▶ _PROMPT_:
List each line holding the string "arrow".

▶ _GIVEN RECORDS_:
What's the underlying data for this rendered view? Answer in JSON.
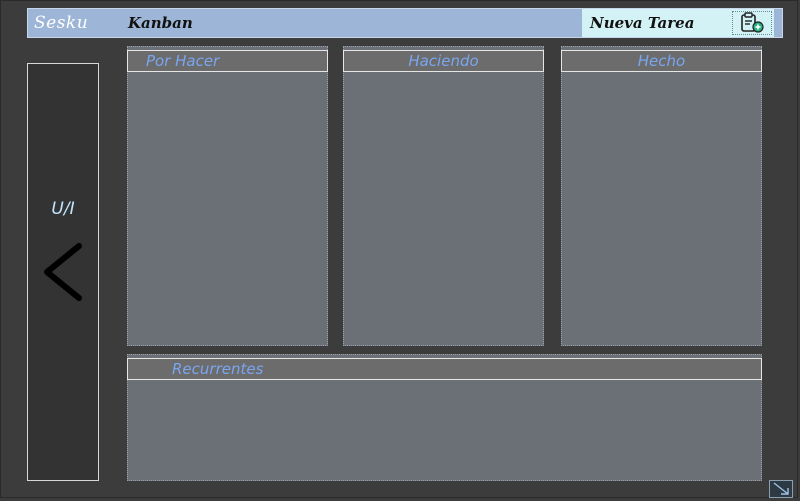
{
  "header": {
    "app_title": "Sesku",
    "view_title": "Kanban",
    "new_task_label": "Nueva Tarea",
    "new_task_icon": "clipboard-add-icon"
  },
  "side_panel": {
    "label": "U/I",
    "collapse_icon": "chevron-left-icon"
  },
  "columns": [
    {
      "label": "Por Hacer"
    },
    {
      "label": "Haciendo"
    },
    {
      "label": "Hecho"
    }
  ],
  "recurrent": {
    "label": "Recurrentes"
  },
  "colors": {
    "header_bg": "#9db5d6",
    "new_task_bg": "#d2f2f6",
    "column_bg": "#6b6f76",
    "column_header_text": "#7aa6f0",
    "panel_bg": "#333333",
    "page_bg": "#3c3c3c"
  }
}
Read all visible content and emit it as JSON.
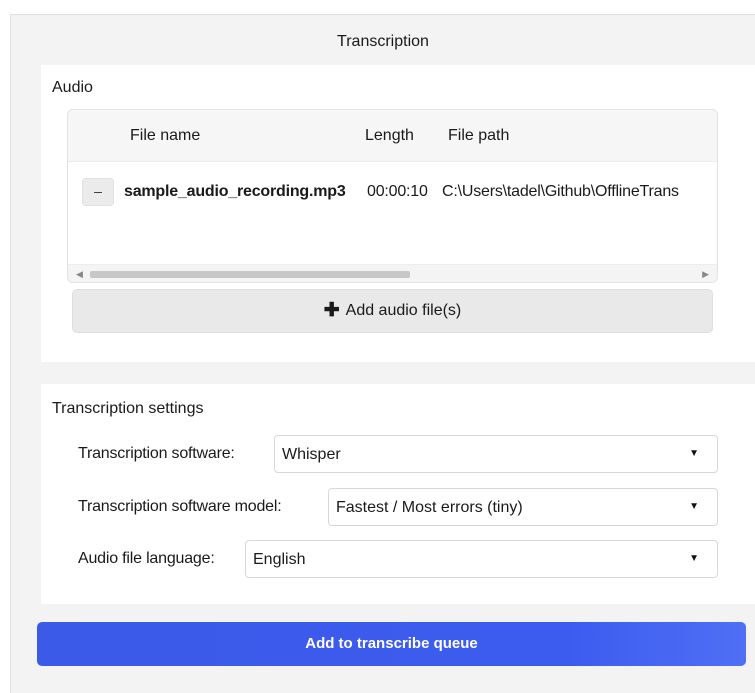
{
  "window": {
    "title": "Transcription"
  },
  "audio": {
    "heading": "Audio",
    "table": {
      "columns": [
        "File name",
        "Length",
        "File path"
      ],
      "rows": [
        {
          "remove_label": "–",
          "file_name": "sample_audio_recording.mp3",
          "length": "00:00:10",
          "file_path": "C:\\Users\\tadel\\Github\\OfflineTrans"
        }
      ],
      "scroll_left_icon": "scroll-left-arrow",
      "scroll_right_icon": "scroll-right-arrow"
    },
    "add_button": {
      "icon": "plus-icon",
      "label": "Add audio file(s)"
    }
  },
  "settings": {
    "heading": "Transcription settings",
    "fields": [
      {
        "label": "Transcription software",
        "value": "Whisper"
      },
      {
        "label": "Transcription software model",
        "value": "Fastest / Most errors (tiny)"
      },
      {
        "label": "Audio file language",
        "value": "English"
      }
    ]
  },
  "queue_button": {
    "label": "Add to transcribe queue",
    "color": "#3c5cf0"
  },
  "colors": {
    "window_bg": "#f3f3f3",
    "card_bg": "#ffffff",
    "accent": "#3c5cf0"
  }
}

▶ _RESPONSE TO THE EXERCISE_:
      "scroll_left_icon": "scroll-left-arrow",
      "scroll_right_icon": "scroll-right-arrow"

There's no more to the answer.